REQUIRED TASK - Write out each line exactly as given. Leave the pictures out of your copy.
--- start of GIVEN RECORDS ---
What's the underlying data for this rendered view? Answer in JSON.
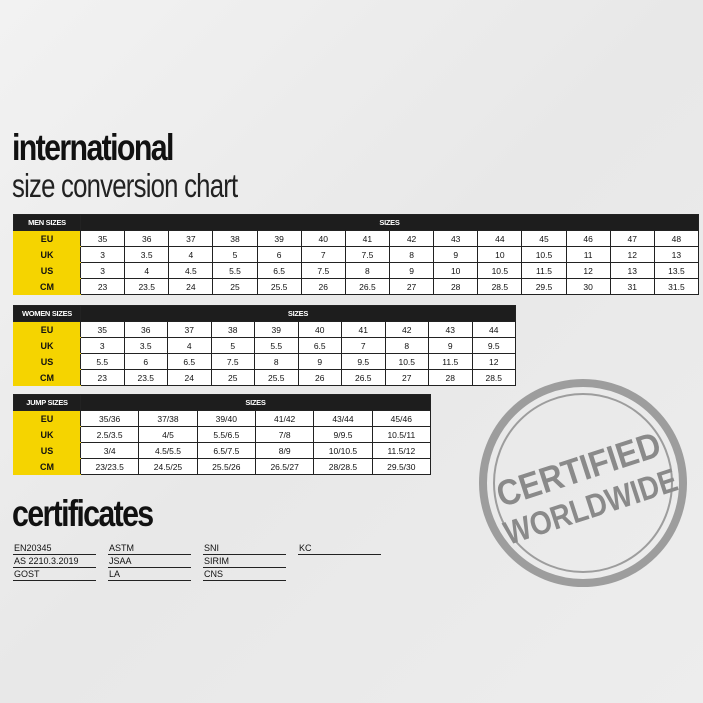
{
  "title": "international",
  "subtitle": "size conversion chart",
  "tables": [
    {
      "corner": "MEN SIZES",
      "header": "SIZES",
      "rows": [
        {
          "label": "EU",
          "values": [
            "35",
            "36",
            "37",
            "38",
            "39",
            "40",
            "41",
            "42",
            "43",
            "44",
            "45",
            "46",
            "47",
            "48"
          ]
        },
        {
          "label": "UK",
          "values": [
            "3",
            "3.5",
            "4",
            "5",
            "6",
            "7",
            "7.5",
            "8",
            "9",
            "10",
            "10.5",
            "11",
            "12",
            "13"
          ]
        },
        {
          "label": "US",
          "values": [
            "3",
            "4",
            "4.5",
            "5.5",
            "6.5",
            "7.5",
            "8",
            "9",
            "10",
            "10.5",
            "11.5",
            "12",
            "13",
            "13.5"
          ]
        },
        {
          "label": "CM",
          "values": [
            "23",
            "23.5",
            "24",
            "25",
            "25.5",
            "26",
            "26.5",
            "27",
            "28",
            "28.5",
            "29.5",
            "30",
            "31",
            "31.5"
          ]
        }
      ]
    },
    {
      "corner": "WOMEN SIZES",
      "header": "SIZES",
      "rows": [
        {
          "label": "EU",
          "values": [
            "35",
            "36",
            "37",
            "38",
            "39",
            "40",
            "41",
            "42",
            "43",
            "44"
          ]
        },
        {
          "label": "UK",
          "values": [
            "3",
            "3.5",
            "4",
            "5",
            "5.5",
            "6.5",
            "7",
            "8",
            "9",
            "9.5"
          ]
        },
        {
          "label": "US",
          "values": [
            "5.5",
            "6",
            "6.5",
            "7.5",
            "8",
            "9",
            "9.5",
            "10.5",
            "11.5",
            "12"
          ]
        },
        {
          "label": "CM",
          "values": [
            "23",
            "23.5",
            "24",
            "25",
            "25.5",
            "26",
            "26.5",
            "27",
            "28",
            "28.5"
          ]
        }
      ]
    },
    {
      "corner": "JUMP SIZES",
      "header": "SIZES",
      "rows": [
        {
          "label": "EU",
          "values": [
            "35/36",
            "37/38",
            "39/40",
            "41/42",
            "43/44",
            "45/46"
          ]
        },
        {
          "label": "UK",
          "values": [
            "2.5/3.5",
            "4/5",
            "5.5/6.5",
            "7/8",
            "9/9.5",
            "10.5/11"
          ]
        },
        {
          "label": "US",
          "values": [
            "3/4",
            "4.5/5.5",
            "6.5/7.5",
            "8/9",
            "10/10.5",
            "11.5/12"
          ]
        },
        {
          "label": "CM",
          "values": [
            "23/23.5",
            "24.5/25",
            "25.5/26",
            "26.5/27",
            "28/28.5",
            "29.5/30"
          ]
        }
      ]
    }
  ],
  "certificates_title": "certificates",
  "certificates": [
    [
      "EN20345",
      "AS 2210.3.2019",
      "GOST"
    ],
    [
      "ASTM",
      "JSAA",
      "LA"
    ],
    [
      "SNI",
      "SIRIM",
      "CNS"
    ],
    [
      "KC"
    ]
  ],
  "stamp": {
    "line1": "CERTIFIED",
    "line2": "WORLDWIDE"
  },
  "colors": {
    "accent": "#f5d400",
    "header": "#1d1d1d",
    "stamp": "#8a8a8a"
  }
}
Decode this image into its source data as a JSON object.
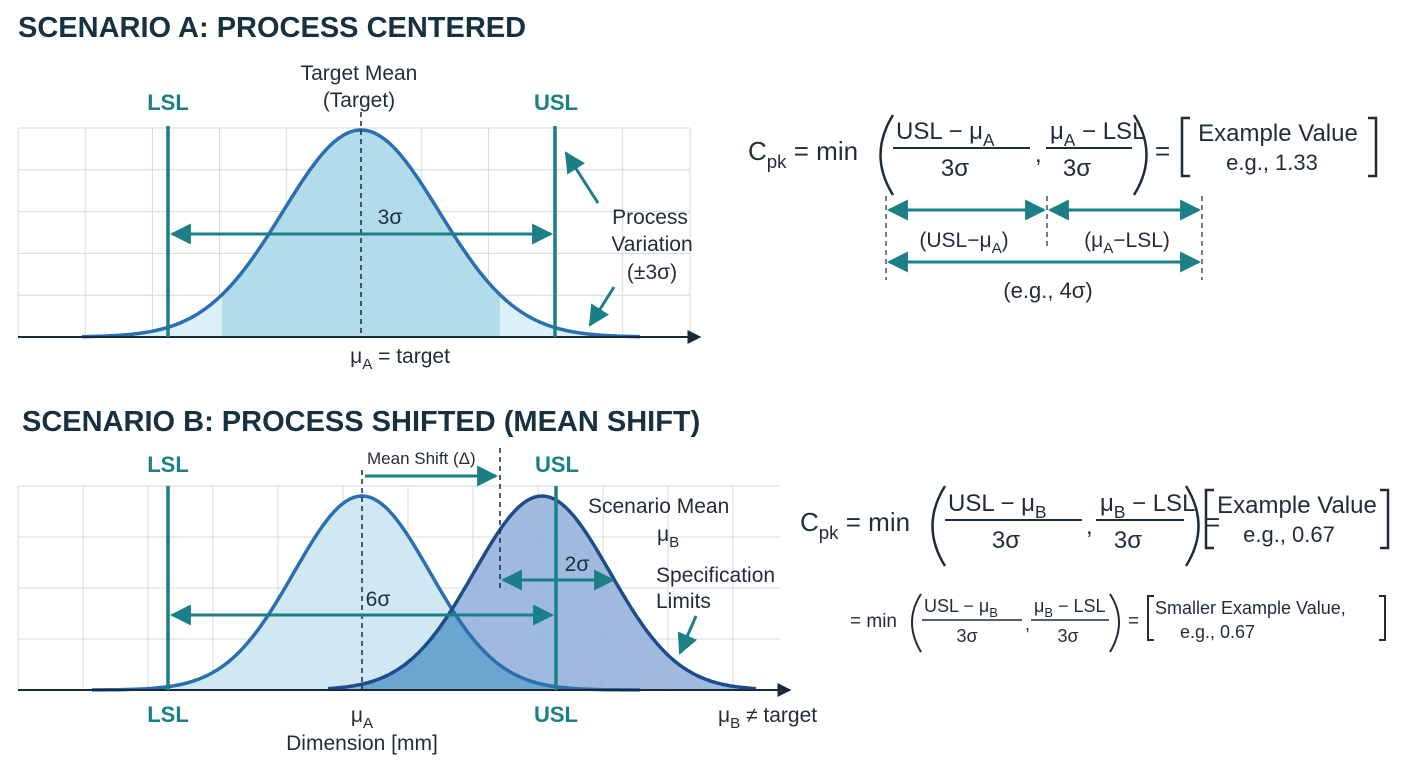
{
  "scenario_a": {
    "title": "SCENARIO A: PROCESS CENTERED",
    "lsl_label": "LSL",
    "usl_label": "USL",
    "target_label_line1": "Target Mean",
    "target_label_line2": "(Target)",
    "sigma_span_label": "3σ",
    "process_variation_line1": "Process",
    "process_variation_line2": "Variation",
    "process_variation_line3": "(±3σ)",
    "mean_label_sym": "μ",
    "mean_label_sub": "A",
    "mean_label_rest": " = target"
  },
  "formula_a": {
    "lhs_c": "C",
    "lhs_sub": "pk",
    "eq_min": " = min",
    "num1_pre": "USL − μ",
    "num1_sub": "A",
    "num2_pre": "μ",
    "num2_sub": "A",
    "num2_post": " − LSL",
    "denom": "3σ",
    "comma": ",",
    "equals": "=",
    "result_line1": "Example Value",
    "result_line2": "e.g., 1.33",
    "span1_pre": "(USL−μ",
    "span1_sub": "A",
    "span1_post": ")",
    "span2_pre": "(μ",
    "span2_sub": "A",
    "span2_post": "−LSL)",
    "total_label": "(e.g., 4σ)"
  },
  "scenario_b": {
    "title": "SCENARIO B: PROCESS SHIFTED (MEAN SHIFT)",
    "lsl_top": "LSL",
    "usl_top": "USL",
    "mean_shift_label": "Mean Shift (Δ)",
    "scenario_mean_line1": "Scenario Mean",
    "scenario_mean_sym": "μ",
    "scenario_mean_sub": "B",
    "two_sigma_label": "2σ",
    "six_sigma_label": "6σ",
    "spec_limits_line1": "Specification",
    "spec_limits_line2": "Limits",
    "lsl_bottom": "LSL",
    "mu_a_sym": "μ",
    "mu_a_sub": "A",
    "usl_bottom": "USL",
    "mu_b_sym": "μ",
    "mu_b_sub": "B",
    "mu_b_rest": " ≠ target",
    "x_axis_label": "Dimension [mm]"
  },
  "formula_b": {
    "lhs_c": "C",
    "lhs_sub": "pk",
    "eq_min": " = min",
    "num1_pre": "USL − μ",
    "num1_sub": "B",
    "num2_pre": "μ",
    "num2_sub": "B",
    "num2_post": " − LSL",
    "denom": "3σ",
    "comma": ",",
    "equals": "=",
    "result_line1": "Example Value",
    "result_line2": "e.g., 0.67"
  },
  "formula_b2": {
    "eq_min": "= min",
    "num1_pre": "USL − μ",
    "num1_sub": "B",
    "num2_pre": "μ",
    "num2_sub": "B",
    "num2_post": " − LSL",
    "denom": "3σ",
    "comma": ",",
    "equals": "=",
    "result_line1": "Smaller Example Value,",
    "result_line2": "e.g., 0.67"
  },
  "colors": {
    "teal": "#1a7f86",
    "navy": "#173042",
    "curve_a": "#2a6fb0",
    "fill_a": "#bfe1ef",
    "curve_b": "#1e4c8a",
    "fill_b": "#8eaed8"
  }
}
--- end of GIVEN RECORDS ---
WORKED ANSWER -
What's the underlying data for this rendered view? Answer in JSON.
{
  "title": "international",
  "subtitle": "size conversion chart",
  "tables": [
    {
      "corner": "MEN SIZES",
      "header": "SIZES",
      "rows": [
        {
          "label": "EU",
          "values": [
            "35",
            "36",
            "37",
            "38",
            "39",
            "40",
            "41",
            "42",
            "43",
            "44",
            "45",
            "46",
            "47",
            "48"
          ]
        },
        {
          "label": "UK",
          "values": [
            "3",
            "3.5",
            "4",
            "5",
            "6",
            "7",
            "7.5",
            "8",
            "9",
            "10",
            "10.5",
            "11",
            "12",
            "13"
          ]
        },
        {
          "label": "US",
          "values": [
            "3",
            "4",
            "4.5",
            "5.5",
            "6.5",
            "7.5",
            "8",
            "9",
            "10",
            "10.5",
            "11.5",
            "12",
            "13",
            "13.5"
          ]
        },
        {
          "label": "CM",
          "values": [
            "23",
            "23.5",
            "24",
            "25",
            "25.5",
            "26",
            "26.5",
            "27",
            "28",
            "28.5",
            "29.5",
            "30",
            "31",
            "31.5"
          ]
        }
      ]
    },
    {
      "corner": "WOMEN SIZES",
      "header": "SIZES",
      "rows": [
        {
          "label": "EU",
          "values": [
            "35",
            "36",
            "37",
            "38",
            "39",
            "40",
            "41",
            "42",
            "43",
            "44"
          ]
        },
        {
          "label": "UK",
          "values": [
            "3",
            "3.5",
            "4",
            "5",
            "5.5",
            "6.5",
            "7",
            "8",
            "9",
            "9.5"
          ]
        },
        {
          "label": "US",
          "values": [
            "5.5",
            "6",
            "6.5",
            "7.5",
            "8",
            "9",
            "9.5",
            "10.5",
            "11.5",
            "12"
          ]
        },
        {
          "label": "CM",
          "values": [
            "23",
            "23.5",
            "24",
            "25",
            "25.5",
            "26",
            "26.5",
            "27",
            "28",
            "28.5"
          ]
        }
      ]
    },
    {
      "corner": "JUMP SIZES",
      "header": "SIZES",
      "rows": [
        {
          "label": "EU",
          "values": [
            "35/36",
            "37/38",
            "39/40",
            "41/42",
            "43/44",
            "45/46"
          ]
        },
        {
          "label": "UK",
          "values": [
            "2.5/3.5",
            "4/5",
            "5.5/6.5",
            "7/8",
            "9/9.5",
            "10.5/11"
          ]
        },
        {
          "label": "US",
          "values": [
            "3/4",
            "4.5/5.5",
            "6.5/7.5",
            "8/9",
            "10/10.5",
            "11.5/12"
          ]
        },
        {
          "label": "CM",
          "values": [
            "23/23.5",
            "24.5/25",
            "25.5/26",
            "26.5/27",
            "28/28.5",
            "29.5/30"
          ]
        }
      ]
    }
  ],
  "certificates_title": "certificates",
  "certificates": [
    [
      "EN20345",
      "AS 2210.3.2019",
      "GOST"
    ],
    [
      "ASTM",
      "JSAA",
      "LA"
    ],
    [
      "SNI",
      "SIRIM",
      "CNS"
    ],
    [
      "KC"
    ]
  ],
  "stamp": {
    "line1": "CERTIFIED",
    "line2": "WORLDWIDE"
  },
  "colors": {
    "accent": "#f5d400",
    "header": "#1d1d1d",
    "stamp": "#8a8a8a"
  }
}
Decode this image into its source data as a JSON object.
{
  "scenario_a": {
    "title": "SCENARIO A: PROCESS CENTERED",
    "lsl_label": "LSL",
    "usl_label": "USL",
    "target_label_line1": "Target Mean",
    "target_label_line2": "(Target)",
    "sigma_span_label": "3σ",
    "process_variation_line1": "Process",
    "process_variation_line2": "Variation",
    "process_variation_line3": "(±3σ)",
    "mean_label_sym": "μ",
    "mean_label_sub": "A",
    "mean_label_rest": " = target"
  },
  "formula_a": {
    "lhs_c": "C",
    "lhs_sub": "pk",
    "eq_min": " = min",
    "num1_pre": "USL − μ",
    "num1_sub": "A",
    "num2_pre": "μ",
    "num2_sub": "A",
    "num2_post": " − LSL",
    "denom": "3σ",
    "comma": ",",
    "equals": "=",
    "result_line1": "Example Value",
    "result_line2": "e.g., 1.33",
    "span1_pre": "(USL−μ",
    "span1_sub": "A",
    "span1_post": ")",
    "span2_pre": "(μ",
    "span2_sub": "A",
    "span2_post": "−LSL)",
    "total_label": "(e.g., 4σ)"
  },
  "scenario_b": {
    "title": "SCENARIO B: PROCESS SHIFTED (MEAN SHIFT)",
    "lsl_top": "LSL",
    "usl_top": "USL",
    "mean_shift_label": "Mean Shift (Δ)",
    "scenario_mean_line1": "Scenario Mean",
    "scenario_mean_sym": "μ",
    "scenario_mean_sub": "B",
    "two_sigma_label": "2σ",
    "six_sigma_label": "6σ",
    "spec_limits_line1": "Specification",
    "spec_limits_line2": "Limits",
    "lsl_bottom": "LSL",
    "mu_a_sym": "μ",
    "mu_a_sub": "A",
    "usl_bottom": "USL",
    "mu_b_sym": "μ",
    "mu_b_sub": "B",
    "mu_b_rest": " ≠ target",
    "x_axis_label": "Dimension [mm]"
  },
  "formula_b": {
    "lhs_c": "C",
    "lhs_sub": "pk",
    "eq_min": " = min",
    "num1_pre": "USL − μ",
    "num1_sub": "B",
    "num2_pre": "μ",
    "num2_sub": "B",
    "num2_post": " − LSL",
    "denom": "3σ",
    "comma": ",",
    "equals": "=",
    "result_line1": "Example Value",
    "result_line2": "e.g., 0.67"
  },
  "formula_b2": {
    "eq_min": "= min",
    "num1_pre": "USL − μ",
    "num1_sub": "B",
    "num2_pre": "μ",
    "num2_sub": "B",
    "num2_post": " − LSL",
    "denom": "3σ",
    "comma": ",",
    "equals": "=",
    "result_line1": "Smaller Example Value,",
    "result_line2": "e.g., 0.67"
  },
  "colors": {
    "teal": "#1a7f86",
    "navy": "#173042",
    "curve_a": "#2a6fb0",
    "fill_a": "#bfe1ef",
    "curve_b": "#1e4c8a",
    "fill_b": "#8eaed8"
  }
}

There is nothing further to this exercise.